▶ _Required task_
Repeat each record below exactly, dropping the pictures.

▶ _Information given_
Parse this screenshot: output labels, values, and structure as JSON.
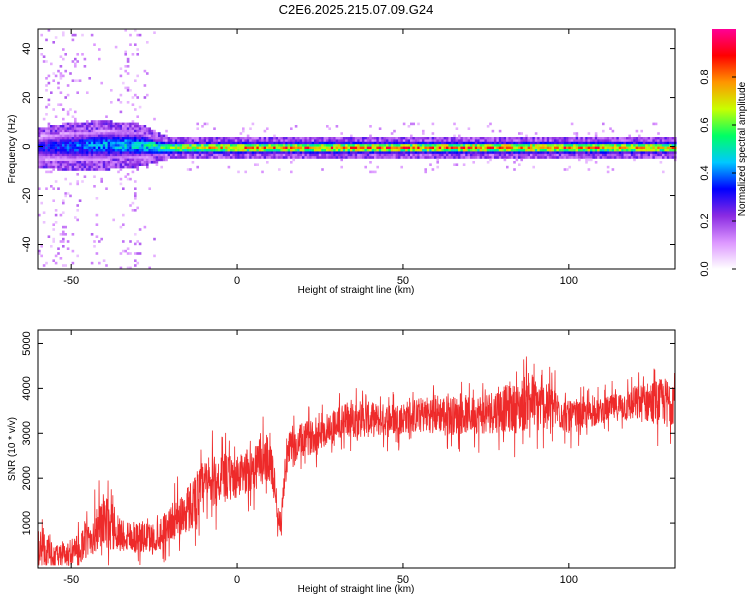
{
  "figure": {
    "title": "C2E6.2025.215.07.09.G24"
  },
  "chart_data": [
    {
      "type": "heatmap",
      "xlabel": "Height of straight line (km)",
      "ylabel": "Frequency (Hz)",
      "xlim": [
        -60,
        132
      ],
      "ylim": [
        -50,
        48
      ],
      "x_ticks": [
        -50,
        0,
        50,
        100
      ],
      "y_ticks": [
        -40,
        -20,
        0,
        20,
        40
      ],
      "colorbar": {
        "label": "Normalized spectral amplitude",
        "range": [
          0,
          1
        ],
        "ticks": [
          0.0,
          0.2,
          0.4,
          0.6,
          0.8
        ],
        "tick_labels": [
          "0.0",
          "0.2",
          "0.4",
          "0.6",
          "0.8"
        ],
        "colors": [
          "#ffffff",
          "#dc96ff",
          "#8a2be2",
          "#0000ff",
          "#00c8ff",
          "#00ff64",
          "#c8ff00",
          "#ff9600",
          "#ff0000",
          "#ff0096"
        ]
      },
      "signal_band": [
        {
          "x": -60,
          "center": 0,
          "width": 8,
          "amp": 0.35
        },
        {
          "x": -50,
          "center": 0.5,
          "width": 10,
          "amp": 0.4
        },
        {
          "x": -40,
          "center": 1,
          "width": 10,
          "amp": 0.45
        },
        {
          "x": -30,
          "center": 1,
          "width": 9,
          "amp": 0.5
        },
        {
          "x": -22,
          "center": 0,
          "width": 5,
          "amp": 0.6
        },
        {
          "x": -15,
          "center": 0,
          "width": 4,
          "amp": 0.75
        },
        {
          "x": 0,
          "center": 0,
          "width": 4,
          "amp": 0.85
        },
        {
          "x": 50,
          "center": 0,
          "width": 4,
          "amp": 0.85
        },
        {
          "x": 100,
          "center": 0,
          "width": 4,
          "amp": 0.85
        },
        {
          "x": 132,
          "center": 0,
          "width": 4,
          "amp": 0.8
        }
      ],
      "noise_region": {
        "x_range": [
          -60,
          -25
        ],
        "freq_range": [
          -50,
          48
        ]
      }
    },
    {
      "type": "line",
      "xlabel": "Height of straight line (km)",
      "ylabel": "SNR (10 * v/v)",
      "xlim": [
        -60,
        132
      ],
      "ylim": [
        0,
        5300
      ],
      "x_ticks": [
        -50,
        0,
        50,
        100
      ],
      "y_ticks": [
        1000,
        2000,
        3000,
        4000,
        5000
      ],
      "series": [
        {
          "color": "#ee2a2a",
          "x": [
            -60,
            -55,
            -50,
            -45,
            -40,
            -35,
            -30,
            -25,
            -20,
            -15,
            -10,
            -5,
            0,
            5,
            10,
            13,
            15,
            20,
            25,
            30,
            35,
            40,
            45,
            50,
            55,
            60,
            65,
            70,
            75,
            80,
            85,
            88,
            90,
            95,
            100,
            105,
            110,
            115,
            120,
            125,
            130,
            132
          ],
          "y": [
            500,
            250,
            300,
            600,
            1050,
            750,
            700,
            650,
            1000,
            1300,
            1800,
            2000,
            2000,
            2250,
            2500,
            900,
            2550,
            2850,
            3000,
            3200,
            3350,
            3300,
            3300,
            3350,
            3400,
            3450,
            3400,
            3400,
            3450,
            3550,
            3550,
            3800,
            3650,
            3600,
            3350,
            3400,
            3500,
            3600,
            3650,
            3700,
            3700,
            3800
          ],
          "noise_amplitude": [
            550,
            300,
            350,
            500,
            800,
            500,
            450,
            450,
            500,
            700,
            800,
            700,
            600,
            650,
            700,
            300,
            550,
            500,
            450,
            500,
            550,
            500,
            450,
            450,
            500,
            550,
            550,
            500,
            600,
            650,
            700,
            900,
            700,
            600,
            450,
            400,
            350,
            400,
            500,
            600,
            700,
            700
          ]
        }
      ]
    }
  ]
}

▶ _Task output_
Parse this screenshot: output labels, values, and structure as JSON.
{
  "figure": {
    "title": "C2E6.2025.215.07.09.G24"
  },
  "chart_data": [
    {
      "type": "heatmap",
      "xlabel": "Height of straight line (km)",
      "ylabel": "Frequency (Hz)",
      "xlim": [
        -60,
        132
      ],
      "ylim": [
        -50,
        48
      ],
      "x_ticks": [
        -50,
        0,
        50,
        100
      ],
      "y_ticks": [
        -40,
        -20,
        0,
        20,
        40
      ],
      "colorbar": {
        "label": "Normalized spectral amplitude",
        "range": [
          0,
          1
        ],
        "ticks": [
          0.0,
          0.2,
          0.4,
          0.6,
          0.8
        ],
        "tick_labels": [
          "0.0",
          "0.2",
          "0.4",
          "0.6",
          "0.8"
        ],
        "colors": [
          "#ffffff",
          "#dc96ff",
          "#8a2be2",
          "#0000ff",
          "#00c8ff",
          "#00ff64",
          "#c8ff00",
          "#ff9600",
          "#ff0000",
          "#ff0096"
        ]
      },
      "signal_band": [
        {
          "x": -60,
          "center": 0,
          "width": 8,
          "amp": 0.35
        },
        {
          "x": -50,
          "center": 0.5,
          "width": 10,
          "amp": 0.4
        },
        {
          "x": -40,
          "center": 1,
          "width": 10,
          "amp": 0.45
        },
        {
          "x": -30,
          "center": 1,
          "width": 9,
          "amp": 0.5
        },
        {
          "x": -22,
          "center": 0,
          "width": 5,
          "amp": 0.6
        },
        {
          "x": -15,
          "center": 0,
          "width": 4,
          "amp": 0.75
        },
        {
          "x": 0,
          "center": 0,
          "width": 4,
          "amp": 0.85
        },
        {
          "x": 50,
          "center": 0,
          "width": 4,
          "amp": 0.85
        },
        {
          "x": 100,
          "center": 0,
          "width": 4,
          "amp": 0.85
        },
        {
          "x": 132,
          "center": 0,
          "width": 4,
          "amp": 0.8
        }
      ],
      "noise_region": {
        "x_range": [
          -60,
          -25
        ],
        "freq_range": [
          -50,
          48
        ]
      }
    },
    {
      "type": "line",
      "xlabel": "Height of straight line (km)",
      "ylabel": "SNR (10 * v/v)",
      "xlim": [
        -60,
        132
      ],
      "ylim": [
        0,
        5300
      ],
      "x_ticks": [
        -50,
        0,
        50,
        100
      ],
      "y_ticks": [
        1000,
        2000,
        3000,
        4000,
        5000
      ],
      "series": [
        {
          "color": "#ee2a2a",
          "x": [
            -60,
            -55,
            -50,
            -45,
            -40,
            -35,
            -30,
            -25,
            -20,
            -15,
            -10,
            -5,
            0,
            5,
            10,
            13,
            15,
            20,
            25,
            30,
            35,
            40,
            45,
            50,
            55,
            60,
            65,
            70,
            75,
            80,
            85,
            88,
            90,
            95,
            100,
            105,
            110,
            115,
            120,
            125,
            130,
            132
          ],
          "y": [
            500,
            250,
            300,
            600,
            1050,
            750,
            700,
            650,
            1000,
            1300,
            1800,
            2000,
            2000,
            2250,
            2500,
            900,
            2550,
            2850,
            3000,
            3200,
            3350,
            3300,
            3300,
            3350,
            3400,
            3450,
            3400,
            3400,
            3450,
            3550,
            3550,
            3800,
            3650,
            3600,
            3350,
            3400,
            3500,
            3600,
            3650,
            3700,
            3700,
            3800
          ],
          "noise_amplitude": [
            550,
            300,
            350,
            500,
            800,
            500,
            450,
            450,
            500,
            700,
            800,
            700,
            600,
            650,
            700,
            300,
            550,
            500,
            450,
            500,
            550,
            500,
            450,
            450,
            500,
            550,
            550,
            500,
            600,
            650,
            700,
            900,
            700,
            600,
            450,
            400,
            350,
            400,
            500,
            600,
            700,
            700
          ]
        }
      ]
    }
  ]
}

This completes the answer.